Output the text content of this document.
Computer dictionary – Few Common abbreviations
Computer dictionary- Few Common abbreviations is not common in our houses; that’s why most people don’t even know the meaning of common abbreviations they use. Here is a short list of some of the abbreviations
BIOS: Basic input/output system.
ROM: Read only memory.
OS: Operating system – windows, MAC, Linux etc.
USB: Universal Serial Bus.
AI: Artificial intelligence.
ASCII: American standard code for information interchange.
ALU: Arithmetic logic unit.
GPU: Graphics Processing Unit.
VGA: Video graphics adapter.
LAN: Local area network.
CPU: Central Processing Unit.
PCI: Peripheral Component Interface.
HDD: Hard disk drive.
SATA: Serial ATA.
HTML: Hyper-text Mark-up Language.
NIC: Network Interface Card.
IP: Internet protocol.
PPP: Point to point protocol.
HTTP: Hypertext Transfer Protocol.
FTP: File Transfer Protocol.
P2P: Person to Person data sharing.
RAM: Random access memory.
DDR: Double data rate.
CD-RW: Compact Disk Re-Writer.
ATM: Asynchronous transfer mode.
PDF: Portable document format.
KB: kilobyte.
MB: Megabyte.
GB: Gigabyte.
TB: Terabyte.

----------

**Work to do**. Please quote every record above exactly as it appears.

**Output for this exercise**.
Output the text content of this document.
Computer dictionary – Few Common abbreviations
Computer dictionary- Few Common abbreviations is not common in our houses; that’s why most people don’t even know the meaning of common abbreviations they use. Here is a short list of some of the abbreviations
BIOS: Basic input/output system.
ROM: Read only memory.
OS: Operating system – windows, MAC, Linux etc.
USB: Universal Serial Bus.
AI: Artificial intelligence.
ASCII: American standard code for information interchange.
ALU: Arithmetic logic unit.
GPU: Graphics Processing Unit.
VGA: Video graphics adapter.
LAN: Local area network.
CPU: Central Processing Unit.
PCI: Peripheral Component Interface.
HDD: Hard disk drive.
SATA: Serial ATA.
HTML: Hyper-text Mark-up Language.
NIC: Network Interface Card.
IP: Internet protocol.
PPP: Point to point protocol.
HTTP: Hypertext Transfer Protocol.
FTP: File Transfer Protocol.
P2P: Person to Person data sharing.
RAM: Random access memory.
DDR: Double data rate.
CD-RW: Compact Disk Re-Writer.
ATM: Asynchronous transfer mode.
PDF: Portable document format.
KB: kilobyte.
MB: Megabyte.
GB: Gigabyte.
TB: Terabyte.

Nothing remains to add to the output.